- Exercise
Omit the images. Copy each entry word for word.

- Dataset records
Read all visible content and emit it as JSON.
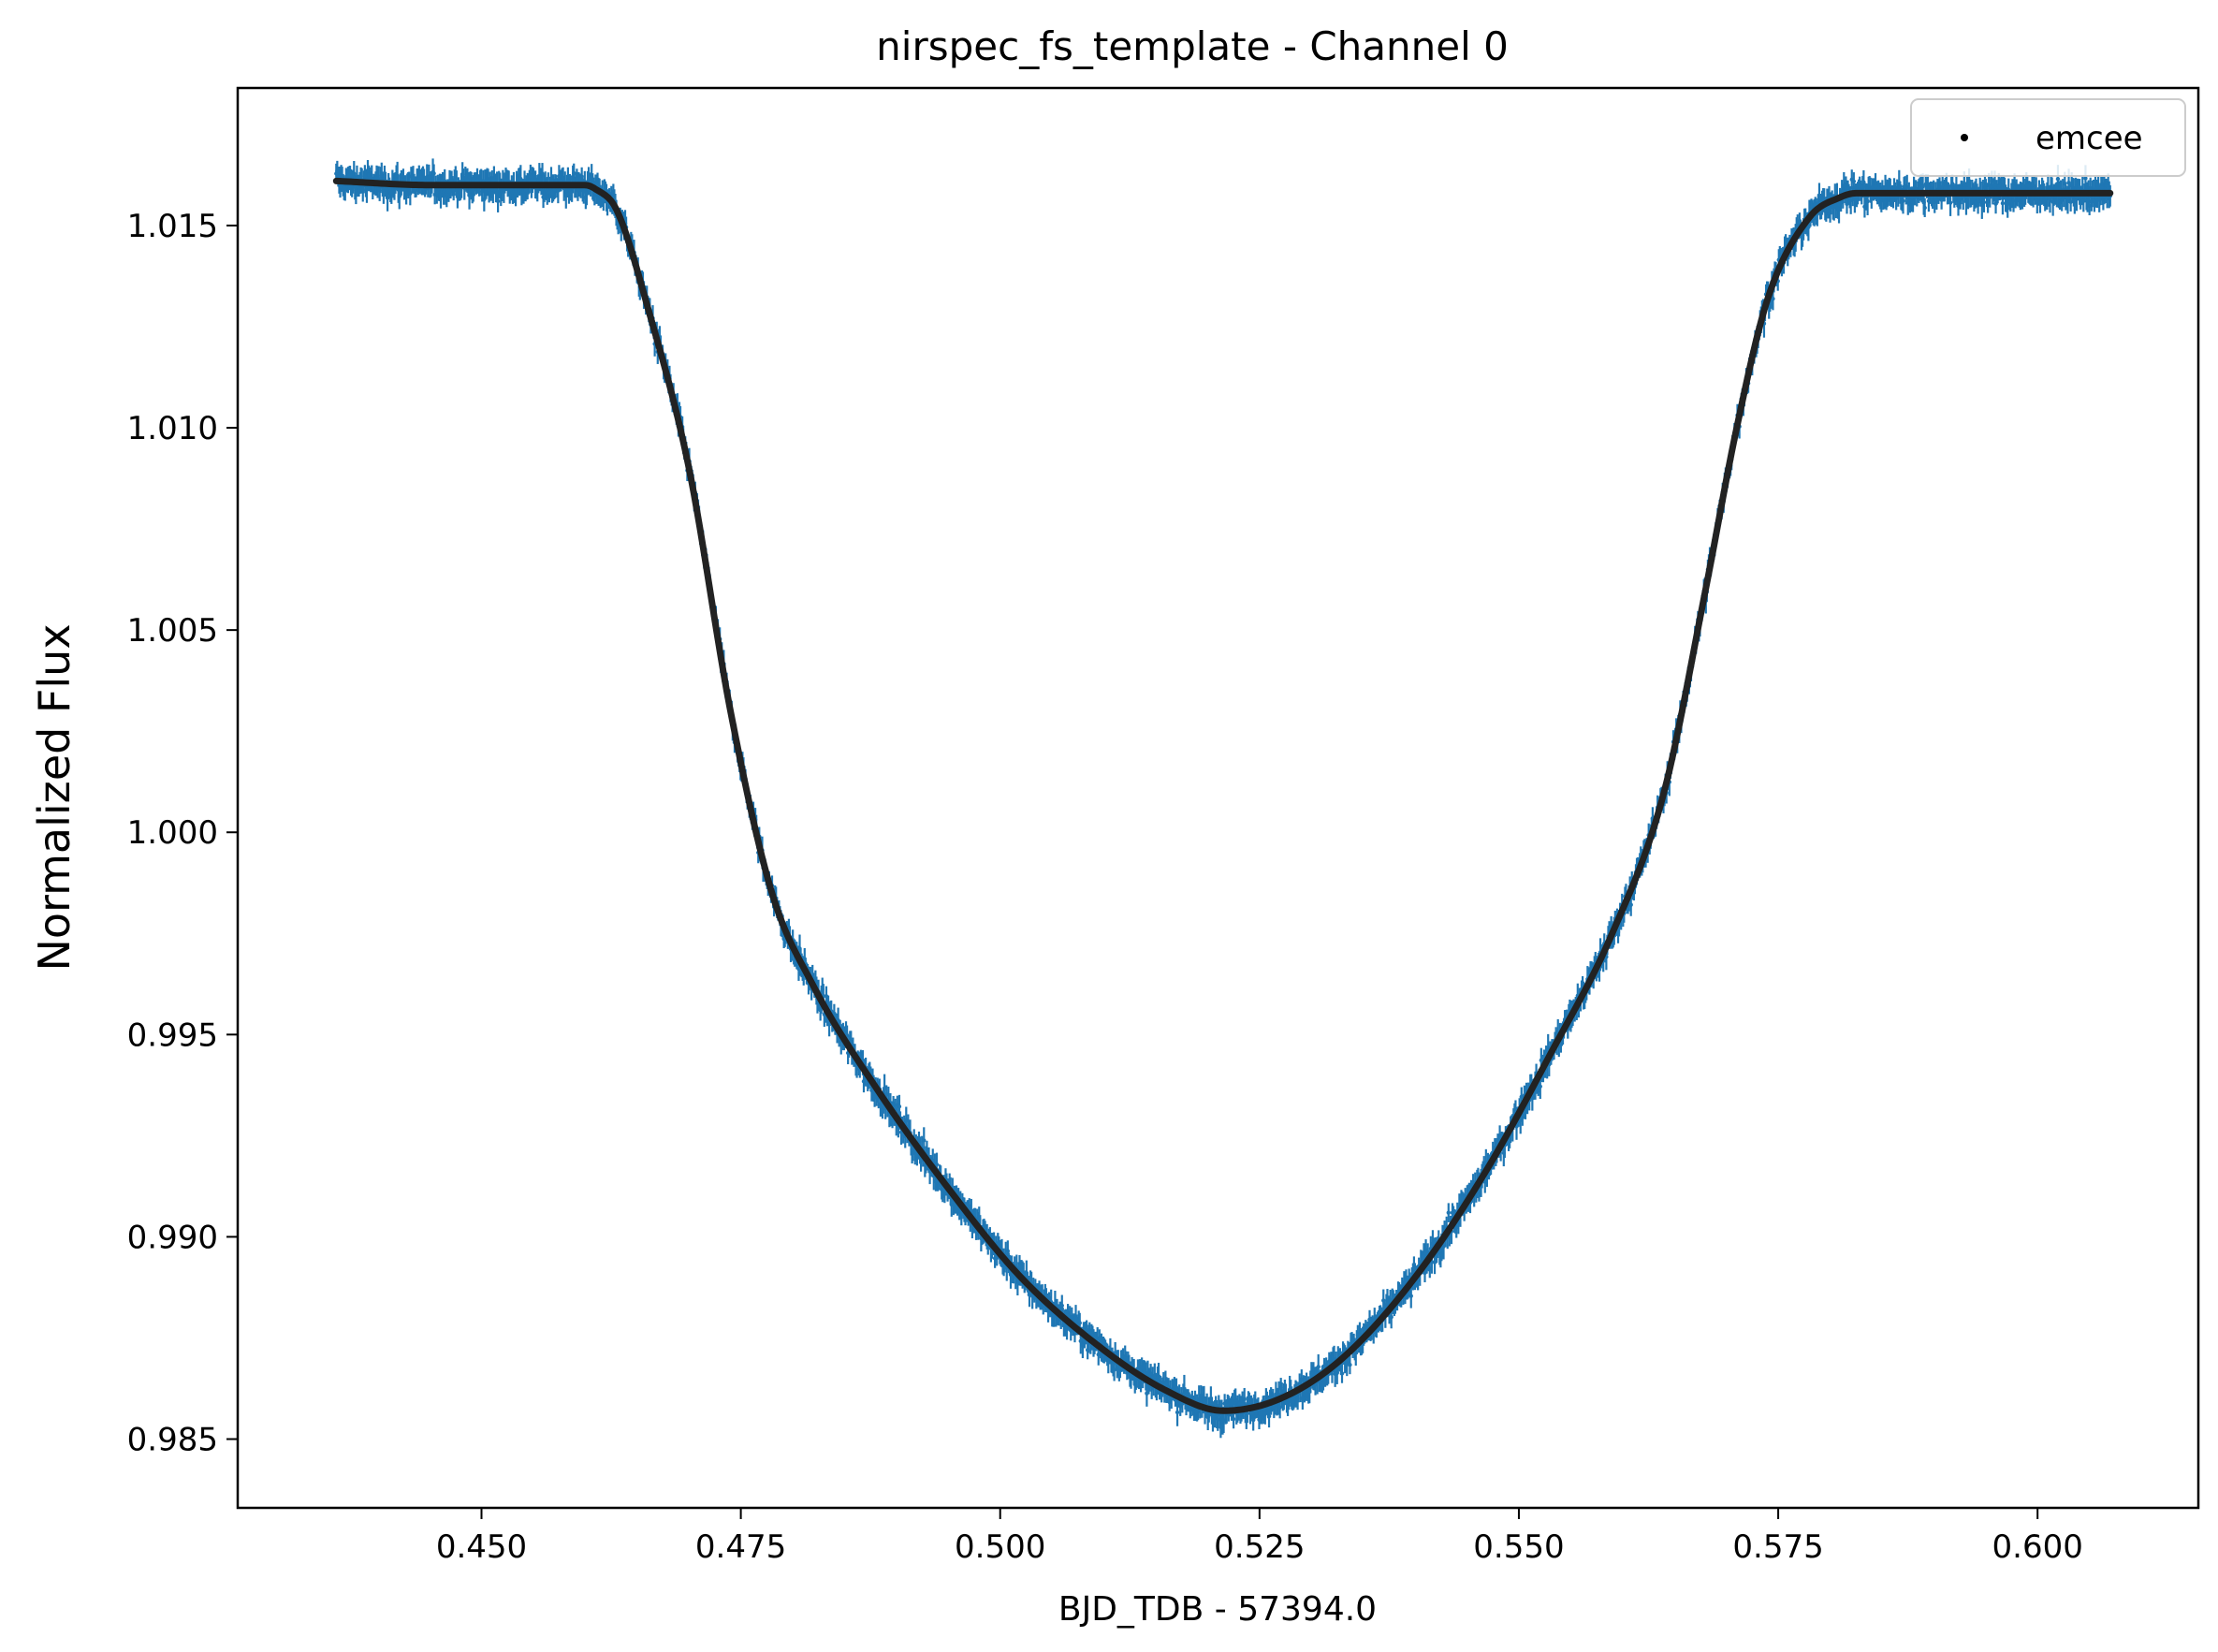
{
  "chart_data": {
    "type": "scatter",
    "title": "nirspec_fs_template - Channel 0",
    "xlabel": "BJD_TDB - 57394.0",
    "ylabel": "Normalized Flux",
    "xlim": [
      0.4265,
      0.6155
    ],
    "ylim": [
      0.9833,
      1.0184
    ],
    "xticks": [
      "0.450",
      "0.475",
      "0.500",
      "0.525",
      "0.550",
      "0.575",
      "0.600"
    ],
    "yticks": [
      "0.985",
      "0.990",
      "0.995",
      "1.000",
      "1.005",
      "1.010",
      "1.015"
    ],
    "legend": {
      "placement": "top-right",
      "entries": [
        "emcee"
      ]
    },
    "grid": false,
    "x_range": [
      0.436,
      0.607
    ],
    "series": [
      {
        "name": "emcee",
        "color": "#1f77b4",
        "model_color": "#222222",
        "x": [
          0.436,
          0.445,
          0.455,
          0.46,
          0.461,
          0.463,
          0.466,
          0.47,
          0.474,
          0.478,
          0.482,
          0.488,
          0.495,
          0.502,
          0.51,
          0.516,
          0.5215,
          0.527,
          0.533,
          0.54,
          0.547,
          0.553,
          0.559,
          0.564,
          0.568,
          0.571,
          0.574,
          0.578,
          0.581,
          0.5825,
          0.583,
          0.595,
          0.607
        ],
        "y": [
          1.0161,
          1.016,
          1.016,
          1.016,
          1.0159,
          1.0154,
          1.013,
          1.009,
          1.003,
          0.9985,
          0.9962,
          0.9937,
          0.9912,
          0.989,
          0.9872,
          0.9862,
          0.9857,
          0.986,
          0.987,
          0.989,
          0.9917,
          0.9945,
          0.9975,
          1.001,
          1.006,
          1.01,
          1.0132,
          1.0152,
          1.0157,
          1.0158,
          1.0158,
          1.0158,
          1.0158
        ],
        "scatter": 0.00025
      }
    ]
  }
}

- Response below
Read all visible content and emit it as JSON.
{
  "chart_data": {
    "type": "scatter",
    "title": "nirspec_fs_template - Channel 0",
    "xlabel": "BJD_TDB - 57394.0",
    "ylabel": "Normalized Flux",
    "xlim": [
      0.4265,
      0.6155
    ],
    "ylim": [
      0.9833,
      1.0184
    ],
    "xticks": [
      "0.450",
      "0.475",
      "0.500",
      "0.525",
      "0.550",
      "0.575",
      "0.600"
    ],
    "yticks": [
      "0.985",
      "0.990",
      "0.995",
      "1.000",
      "1.005",
      "1.010",
      "1.015"
    ],
    "legend": {
      "placement": "top-right",
      "entries": [
        "emcee"
      ]
    },
    "grid": false,
    "x_range": [
      0.436,
      0.607
    ],
    "series": [
      {
        "name": "emcee",
        "color": "#1f77b4",
        "model_color": "#222222",
        "x": [
          0.436,
          0.445,
          0.455,
          0.46,
          0.461,
          0.463,
          0.466,
          0.47,
          0.474,
          0.478,
          0.482,
          0.488,
          0.495,
          0.502,
          0.51,
          0.516,
          0.5215,
          0.527,
          0.533,
          0.54,
          0.547,
          0.553,
          0.559,
          0.564,
          0.568,
          0.571,
          0.574,
          0.578,
          0.581,
          0.5825,
          0.583,
          0.595,
          0.607
        ],
        "y": [
          1.0161,
          1.016,
          1.016,
          1.016,
          1.0159,
          1.0154,
          1.013,
          1.009,
          1.003,
          0.9985,
          0.9962,
          0.9937,
          0.9912,
          0.989,
          0.9872,
          0.9862,
          0.9857,
          0.986,
          0.987,
          0.989,
          0.9917,
          0.9945,
          0.9975,
          1.001,
          1.006,
          1.01,
          1.0132,
          1.0152,
          1.0157,
          1.0158,
          1.0158,
          1.0158,
          1.0158
        ],
        "scatter": 0.00025
      }
    ]
  }
}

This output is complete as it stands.